[Stored entries]
▼
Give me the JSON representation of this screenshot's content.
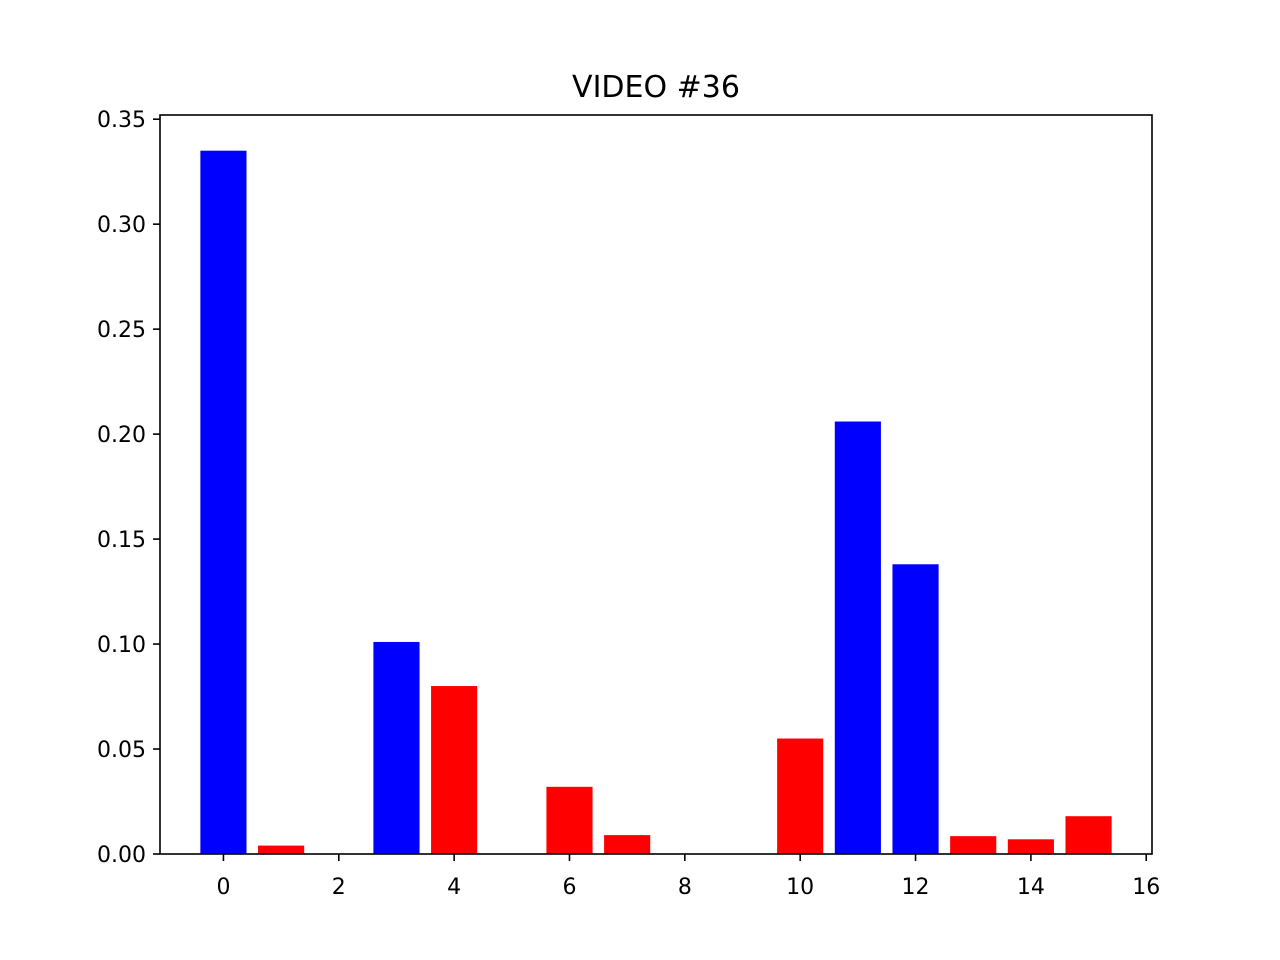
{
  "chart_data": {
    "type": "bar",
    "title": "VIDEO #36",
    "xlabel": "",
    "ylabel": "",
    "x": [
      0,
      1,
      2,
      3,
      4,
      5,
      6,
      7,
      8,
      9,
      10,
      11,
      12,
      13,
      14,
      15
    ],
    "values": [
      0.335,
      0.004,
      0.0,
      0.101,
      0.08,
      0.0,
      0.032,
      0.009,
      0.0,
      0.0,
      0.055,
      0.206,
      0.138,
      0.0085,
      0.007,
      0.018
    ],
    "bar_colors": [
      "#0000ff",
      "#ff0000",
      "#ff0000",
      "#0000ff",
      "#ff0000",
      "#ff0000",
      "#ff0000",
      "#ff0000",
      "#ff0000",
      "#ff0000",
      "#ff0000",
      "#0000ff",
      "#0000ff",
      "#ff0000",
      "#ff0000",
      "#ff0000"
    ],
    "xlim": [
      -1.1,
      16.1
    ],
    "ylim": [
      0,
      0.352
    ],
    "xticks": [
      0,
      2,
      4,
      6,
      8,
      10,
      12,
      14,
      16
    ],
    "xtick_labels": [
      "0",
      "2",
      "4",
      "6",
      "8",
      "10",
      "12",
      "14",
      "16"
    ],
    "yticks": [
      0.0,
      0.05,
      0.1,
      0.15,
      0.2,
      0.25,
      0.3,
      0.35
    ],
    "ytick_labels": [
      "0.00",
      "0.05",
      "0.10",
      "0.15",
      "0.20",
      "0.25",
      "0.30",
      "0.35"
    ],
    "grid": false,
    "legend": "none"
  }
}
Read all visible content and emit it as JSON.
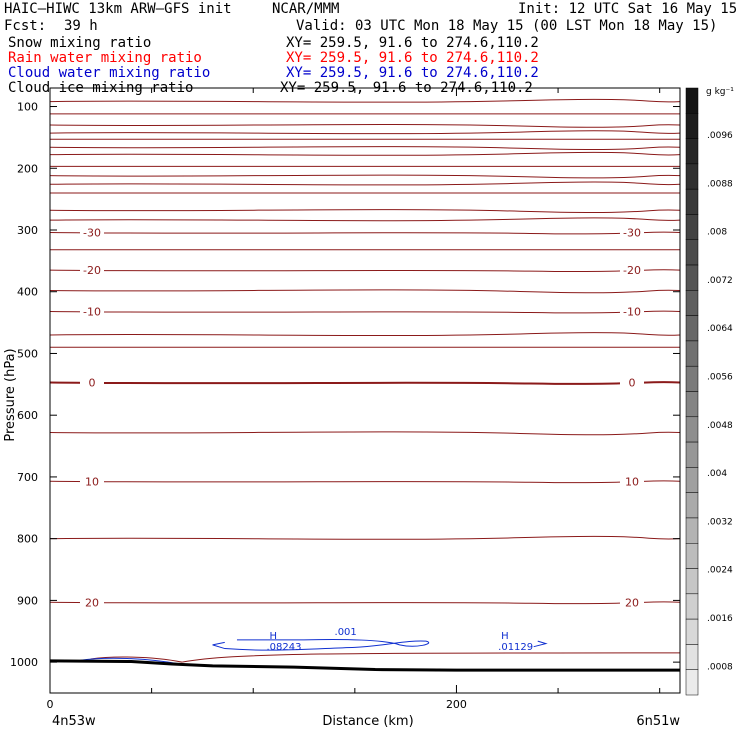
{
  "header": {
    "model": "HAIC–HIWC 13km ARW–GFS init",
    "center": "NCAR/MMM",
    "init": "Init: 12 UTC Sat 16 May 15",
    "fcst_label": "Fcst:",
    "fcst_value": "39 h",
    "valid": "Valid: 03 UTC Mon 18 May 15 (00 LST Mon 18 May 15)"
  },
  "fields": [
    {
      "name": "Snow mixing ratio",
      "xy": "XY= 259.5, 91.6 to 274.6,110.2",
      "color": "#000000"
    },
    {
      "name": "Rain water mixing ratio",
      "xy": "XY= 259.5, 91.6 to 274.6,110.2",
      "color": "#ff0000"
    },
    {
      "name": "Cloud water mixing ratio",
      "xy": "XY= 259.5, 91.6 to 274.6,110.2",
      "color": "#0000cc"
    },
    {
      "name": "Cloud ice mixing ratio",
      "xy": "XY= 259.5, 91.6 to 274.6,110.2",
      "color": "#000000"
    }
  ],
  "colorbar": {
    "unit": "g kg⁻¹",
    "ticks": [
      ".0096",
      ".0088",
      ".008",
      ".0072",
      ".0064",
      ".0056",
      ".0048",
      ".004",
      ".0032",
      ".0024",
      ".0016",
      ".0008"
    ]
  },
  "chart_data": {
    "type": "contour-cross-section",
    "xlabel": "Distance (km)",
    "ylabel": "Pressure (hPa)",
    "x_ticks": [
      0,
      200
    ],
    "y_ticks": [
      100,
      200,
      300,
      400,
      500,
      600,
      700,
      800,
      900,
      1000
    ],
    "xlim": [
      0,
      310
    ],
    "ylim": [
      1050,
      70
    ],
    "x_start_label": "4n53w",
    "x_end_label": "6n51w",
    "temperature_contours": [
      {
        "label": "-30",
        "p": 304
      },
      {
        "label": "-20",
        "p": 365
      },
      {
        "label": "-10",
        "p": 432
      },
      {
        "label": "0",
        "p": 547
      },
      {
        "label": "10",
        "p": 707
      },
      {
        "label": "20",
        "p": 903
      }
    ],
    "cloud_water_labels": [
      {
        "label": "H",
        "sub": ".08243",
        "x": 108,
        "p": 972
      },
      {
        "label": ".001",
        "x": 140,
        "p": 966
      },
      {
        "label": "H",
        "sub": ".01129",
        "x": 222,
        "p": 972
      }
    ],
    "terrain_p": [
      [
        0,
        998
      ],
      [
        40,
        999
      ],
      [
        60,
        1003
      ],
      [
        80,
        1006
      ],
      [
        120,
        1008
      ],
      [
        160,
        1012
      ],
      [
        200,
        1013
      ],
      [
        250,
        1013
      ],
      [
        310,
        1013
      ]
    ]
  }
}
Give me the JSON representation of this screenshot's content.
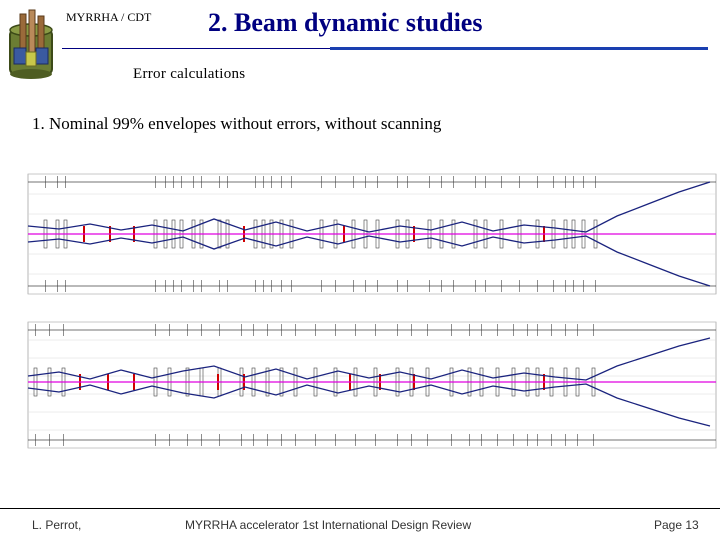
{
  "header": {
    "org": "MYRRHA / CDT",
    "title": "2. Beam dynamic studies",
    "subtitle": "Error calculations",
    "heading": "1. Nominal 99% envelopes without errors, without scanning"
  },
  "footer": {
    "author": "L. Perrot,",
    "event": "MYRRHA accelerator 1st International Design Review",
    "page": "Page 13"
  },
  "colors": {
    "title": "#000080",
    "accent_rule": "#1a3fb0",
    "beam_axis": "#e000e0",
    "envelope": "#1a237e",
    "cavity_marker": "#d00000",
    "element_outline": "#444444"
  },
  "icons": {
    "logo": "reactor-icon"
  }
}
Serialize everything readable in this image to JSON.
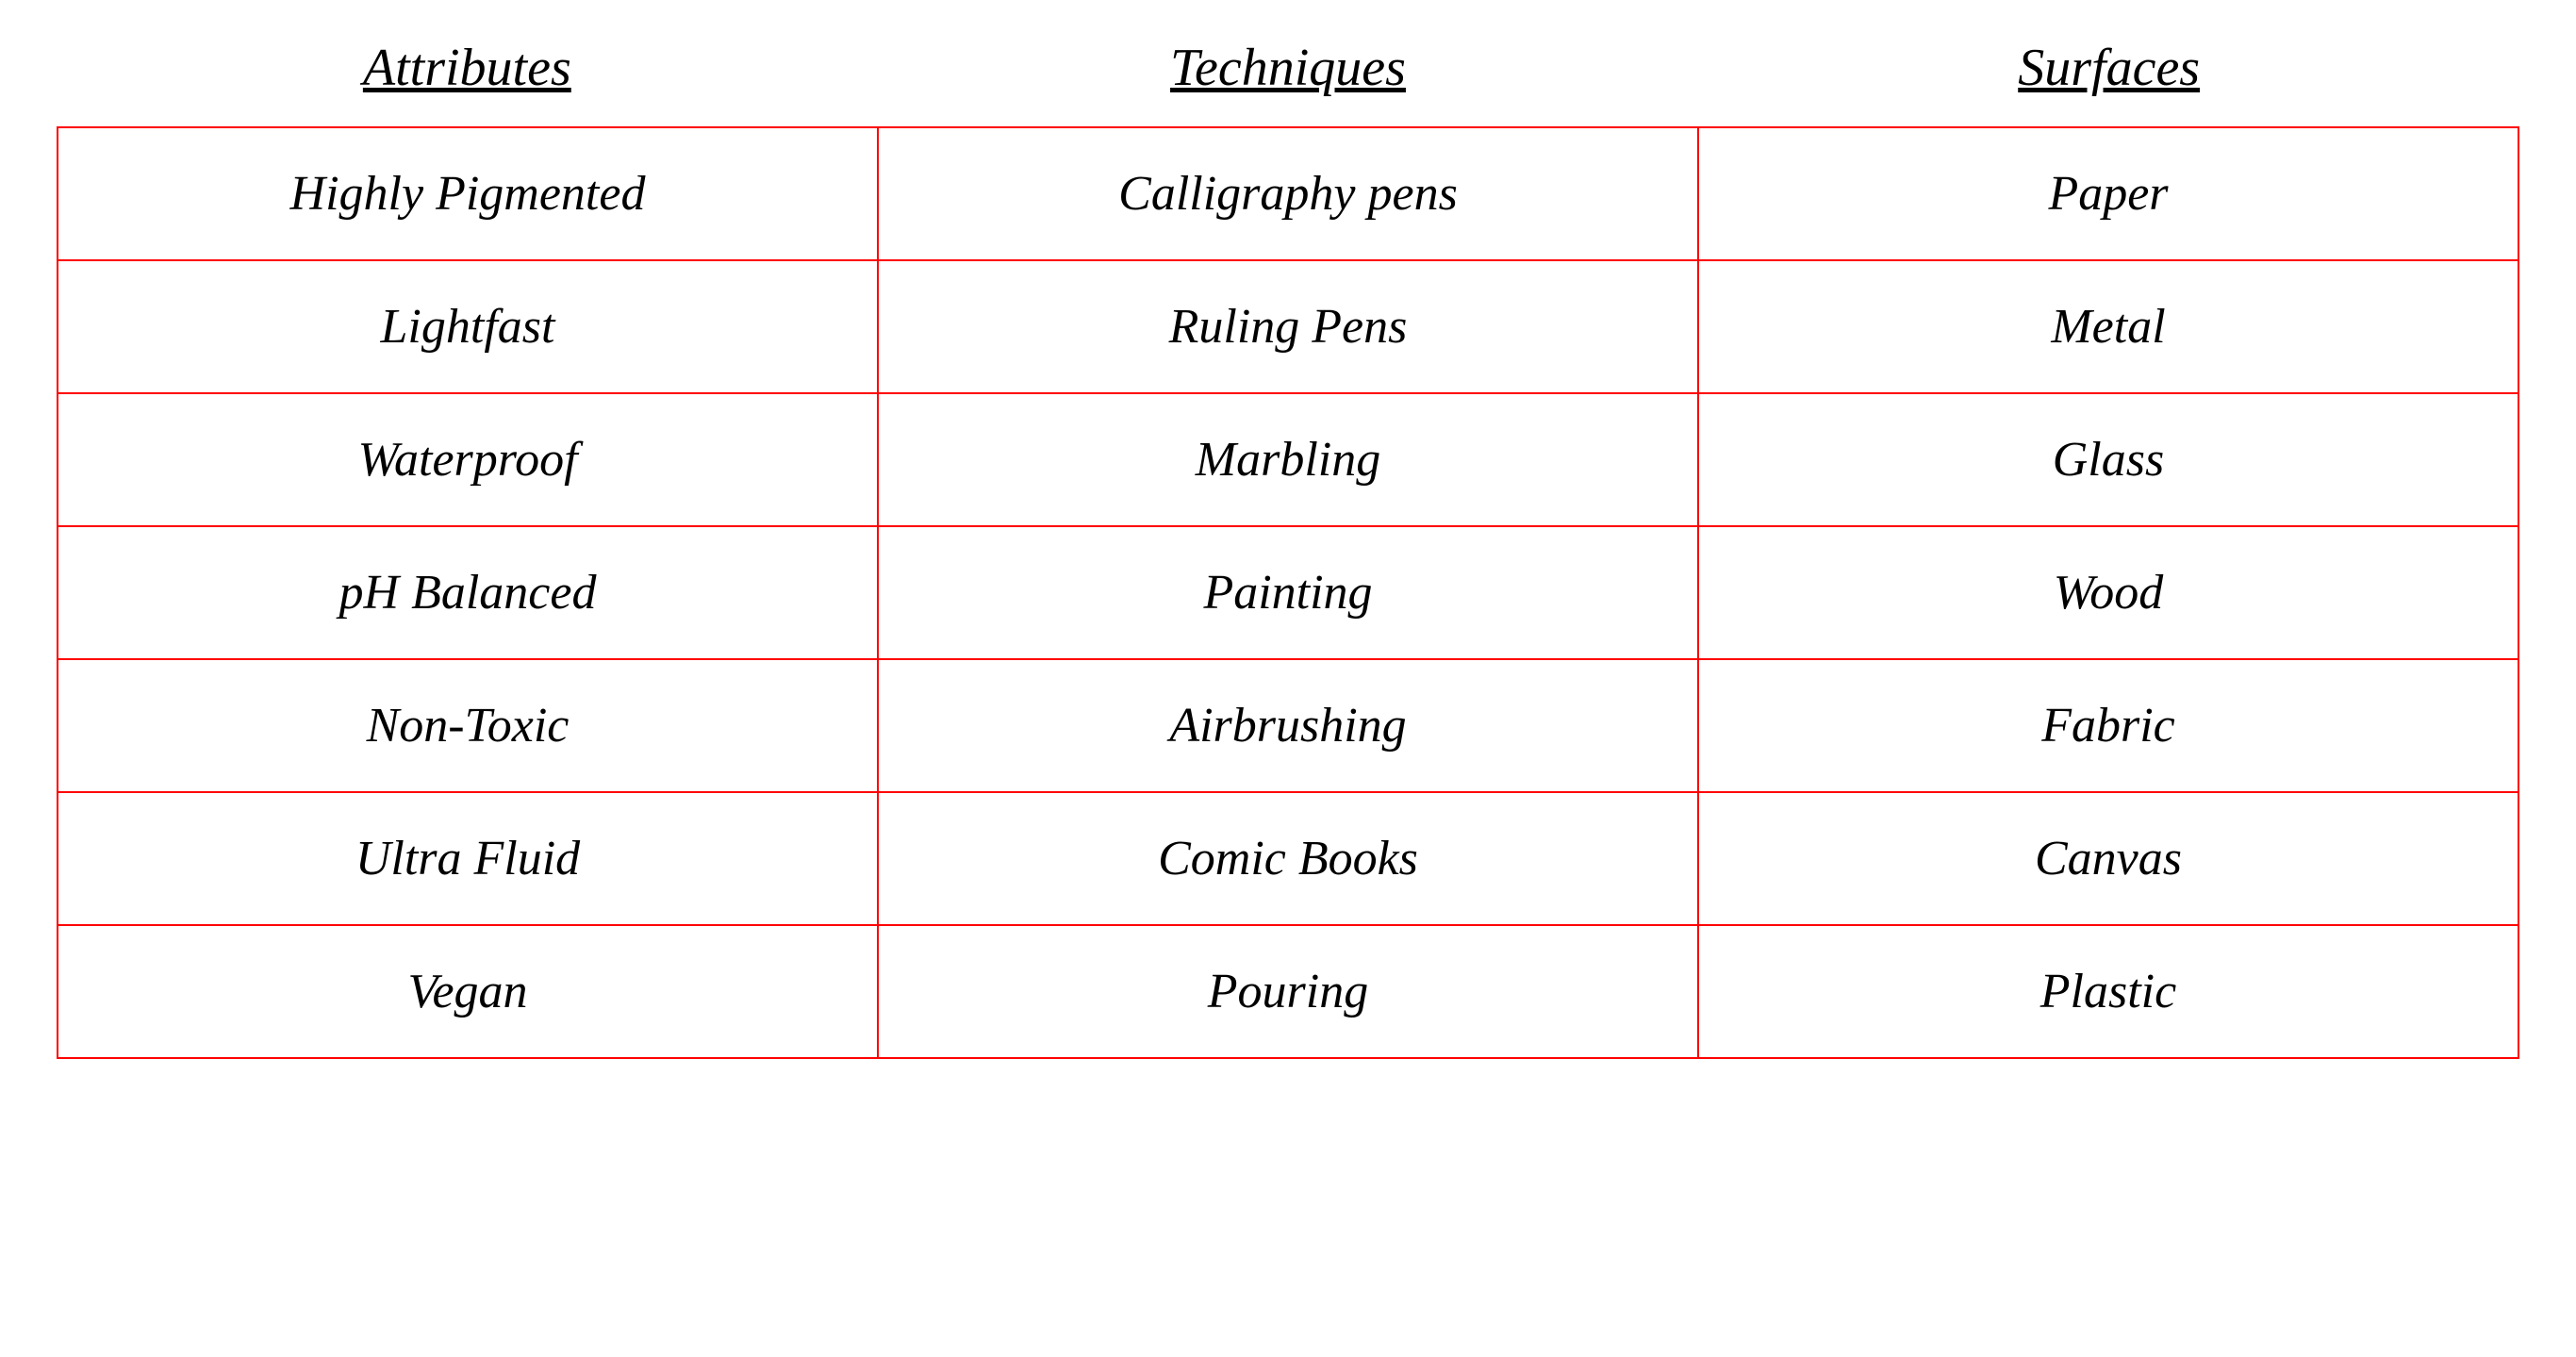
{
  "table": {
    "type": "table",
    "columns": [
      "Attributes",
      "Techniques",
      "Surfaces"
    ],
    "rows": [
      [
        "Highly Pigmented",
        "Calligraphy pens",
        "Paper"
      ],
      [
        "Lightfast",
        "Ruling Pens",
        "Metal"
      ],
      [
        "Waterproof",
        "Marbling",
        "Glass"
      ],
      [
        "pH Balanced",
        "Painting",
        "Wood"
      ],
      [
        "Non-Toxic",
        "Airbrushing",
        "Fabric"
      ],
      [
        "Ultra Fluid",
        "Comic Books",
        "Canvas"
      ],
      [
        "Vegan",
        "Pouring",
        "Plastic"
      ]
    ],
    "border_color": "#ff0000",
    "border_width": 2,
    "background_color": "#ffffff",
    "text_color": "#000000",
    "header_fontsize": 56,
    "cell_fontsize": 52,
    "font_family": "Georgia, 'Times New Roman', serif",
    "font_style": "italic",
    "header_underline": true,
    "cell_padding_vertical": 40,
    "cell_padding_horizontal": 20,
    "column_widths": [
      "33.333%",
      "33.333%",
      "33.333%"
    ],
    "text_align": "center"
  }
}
▲
Directions for this task: Which lines in the listing above hold the word "mixing"? Show each of them.

Result for this task:
      "name": "Snow mixing ratio",
      "name": "Rain water mixing ratio",
      "name": "Cloud water mixing ratio",
      "name": "Cloud ice mixing ratio",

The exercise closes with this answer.